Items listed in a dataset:
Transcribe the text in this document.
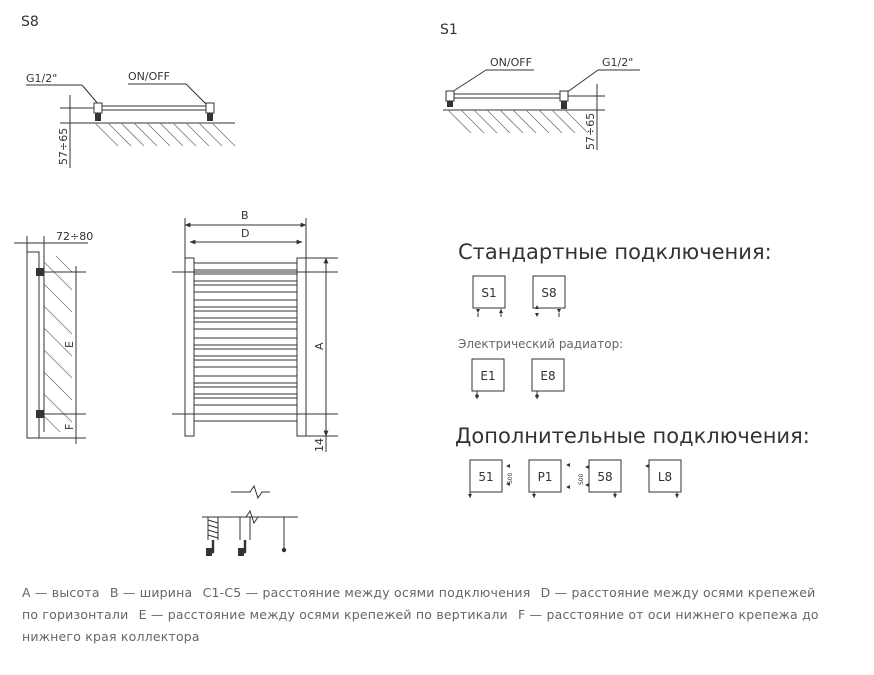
S8
G1/2"	ON/OFF
57÷65
S1
ON/OFF	G1/2"
57÷65
72÷80
E
F
B
D
A
14
Стандартные подключения:
S1	S8
Электрический радиатор:
E1	E8
Дополнительные подключения:
51 S00 P1	58
S00	L8
A — высота B — ширина C1-C5 — расстояние между осями подключения D — расстояние между осями крепежей по горизонтали E — расстояние между осями крепежей по вертикали F — расстояние от оси нижнего крепежа до нижнего края коллектора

Exercise objective: Output the data above without changes, apart from leaving out the pictures.

Result:
Transcribe the text in this document.
S8
G1/2"	ON/OFF
57÷65
S1
ON/OFF	G1/2"
57÷65
72÷80
E
F
B
D
A
14
Стандартные подключения:
S1	S8
Электрический радиатор:
E1	E8
Дополнительные подключения:
51 S00 P1	58
S00	L8
A — высота B — ширина C1-C5 — расстояние между осями подключения D — расстояние между осями крепежей по горизонтали E — расстояние между осями крепежей по вертикали F — расстояние от оси нижнего крепежа до нижнего края коллектора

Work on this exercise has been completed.